# What you are asked to do:
Return all entries word for word, but drop any images.

Stored data entries
----

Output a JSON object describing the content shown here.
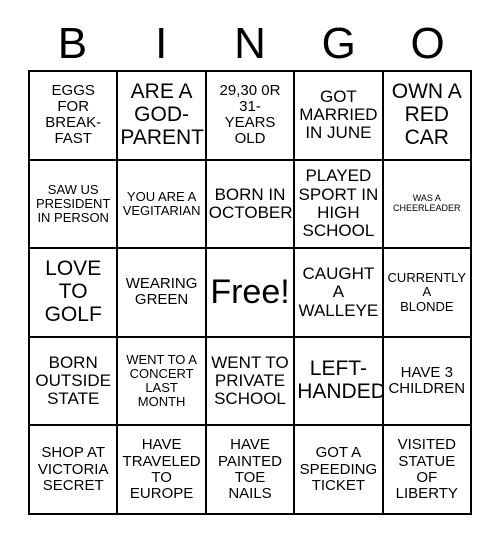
{
  "header": {
    "letters": [
      "B",
      "I",
      "N",
      "G",
      "O"
    ]
  },
  "grid": {
    "rows": 5,
    "columns": 5,
    "border_color": "#000000",
    "background_color": "#ffffff",
    "text_color": "#000000",
    "cells": [
      {
        "text": "EGGS\nFOR\nBREAK-\nFAST",
        "size": "fs-sm",
        "free": false
      },
      {
        "text": "ARE A\nGOD-\nPARENT",
        "size": "fs-lg",
        "free": false
      },
      {
        "text": "29,30 0R\n31-\nYEARS\nOLD",
        "size": "fs-sm",
        "free": false
      },
      {
        "text": "GOT\nMARRIED\nIN JUNE",
        "size": "fs-md",
        "free": false
      },
      {
        "text": "OWN A\nRED\nCAR",
        "size": "fs-lg",
        "free": false
      },
      {
        "text": "SAW US\nPRESIDENT\nIN PERSON",
        "size": "fs-xs",
        "free": false
      },
      {
        "text": "YOU ARE A\nVEGITARIAN",
        "size": "fs-xs",
        "free": false
      },
      {
        "text": "BORN IN\nOCTOBER",
        "size": "fs-md",
        "free": false
      },
      {
        "text": "PLAYED\nSPORT IN\nHIGH\nSCHOOL",
        "size": "fs-md",
        "free": false
      },
      {
        "text": "WAS A\nCHEERLEADER",
        "size": "fs-tiny",
        "free": false
      },
      {
        "text": "LOVE\nTO\nGOLF",
        "size": "fs-lg",
        "free": false
      },
      {
        "text": "WEARING\nGREEN",
        "size": "fs-sm",
        "free": false
      },
      {
        "text": "Free!",
        "size": "fs-xl",
        "free": true
      },
      {
        "text": "CAUGHT\nA\nWALLEYE",
        "size": "fs-md",
        "free": false
      },
      {
        "text": "CURRENTLY\nA\nBLONDE",
        "size": "fs-xs",
        "free": false
      },
      {
        "text": "BORN\nOUTSIDE\nSTATE",
        "size": "fs-md",
        "free": false
      },
      {
        "text": "WENT TO A\nCONCERT\nLAST\nMONTH",
        "size": "fs-xs",
        "free": false
      },
      {
        "text": "WENT TO\nPRIVATE\nSCHOOL",
        "size": "fs-md",
        "free": false
      },
      {
        "text": "LEFT-\nHANDED",
        "size": "fs-lg",
        "free": false
      },
      {
        "text": "HAVE 3\nCHILDREN",
        "size": "fs-sm",
        "free": false
      },
      {
        "text": "SHOP AT\nVICTORIA\nSECRET",
        "size": "fs-sm",
        "free": false
      },
      {
        "text": "HAVE\nTRAVELED\nTO\nEUROPE",
        "size": "fs-sm",
        "free": false
      },
      {
        "text": "HAVE\nPAINTED\nTOE\nNAILS",
        "size": "fs-sm",
        "free": false
      },
      {
        "text": "GOT A\nSPEEDING\nTICKET",
        "size": "fs-sm",
        "free": false
      },
      {
        "text": "VISITED\nSTATUE\nOF\nLIBERTY",
        "size": "fs-sm",
        "free": false
      }
    ]
  }
}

----

# Finished answer:
Output a JSON object describing the content shown here.
{
  "header": {
    "letters": [
      "B",
      "I",
      "N",
      "G",
      "O"
    ]
  },
  "grid": {
    "rows": 5,
    "columns": 5,
    "border_color": "#000000",
    "background_color": "#ffffff",
    "text_color": "#000000",
    "cells": [
      {
        "text": "EGGS\nFOR\nBREAK-\nFAST",
        "size": "fs-sm",
        "free": false
      },
      {
        "text": "ARE A\nGOD-\nPARENT",
        "size": "fs-lg",
        "free": false
      },
      {
        "text": "29,30 0R\n31-\nYEARS\nOLD",
        "size": "fs-sm",
        "free": false
      },
      {
        "text": "GOT\nMARRIED\nIN JUNE",
        "size": "fs-md",
        "free": false
      },
      {
        "text": "OWN A\nRED\nCAR",
        "size": "fs-lg",
        "free": false
      },
      {
        "text": "SAW US\nPRESIDENT\nIN PERSON",
        "size": "fs-xs",
        "free": false
      },
      {
        "text": "YOU ARE A\nVEGITARIAN",
        "size": "fs-xs",
        "free": false
      },
      {
        "text": "BORN IN\nOCTOBER",
        "size": "fs-md",
        "free": false
      },
      {
        "text": "PLAYED\nSPORT IN\nHIGH\nSCHOOL",
        "size": "fs-md",
        "free": false
      },
      {
        "text": "WAS A\nCHEERLEADER",
        "size": "fs-tiny",
        "free": false
      },
      {
        "text": "LOVE\nTO\nGOLF",
        "size": "fs-lg",
        "free": false
      },
      {
        "text": "WEARING\nGREEN",
        "size": "fs-sm",
        "free": false
      },
      {
        "text": "Free!",
        "size": "fs-xl",
        "free": true
      },
      {
        "text": "CAUGHT\nA\nWALLEYE",
        "size": "fs-md",
        "free": false
      },
      {
        "text": "CURRENTLY\nA\nBLONDE",
        "size": "fs-xs",
        "free": false
      },
      {
        "text": "BORN\nOUTSIDE\nSTATE",
        "size": "fs-md",
        "free": false
      },
      {
        "text": "WENT TO A\nCONCERT\nLAST\nMONTH",
        "size": "fs-xs",
        "free": false
      },
      {
        "text": "WENT TO\nPRIVATE\nSCHOOL",
        "size": "fs-md",
        "free": false
      },
      {
        "text": "LEFT-\nHANDED",
        "size": "fs-lg",
        "free": false
      },
      {
        "text": "HAVE 3\nCHILDREN",
        "size": "fs-sm",
        "free": false
      },
      {
        "text": "SHOP AT\nVICTORIA\nSECRET",
        "size": "fs-sm",
        "free": false
      },
      {
        "text": "HAVE\nTRAVELED\nTO\nEUROPE",
        "size": "fs-sm",
        "free": false
      },
      {
        "text": "HAVE\nPAINTED\nTOE\nNAILS",
        "size": "fs-sm",
        "free": false
      },
      {
        "text": "GOT A\nSPEEDING\nTICKET",
        "size": "fs-sm",
        "free": false
      },
      {
        "text": "VISITED\nSTATUE\nOF\nLIBERTY",
        "size": "fs-sm",
        "free": false
      }
    ]
  }
}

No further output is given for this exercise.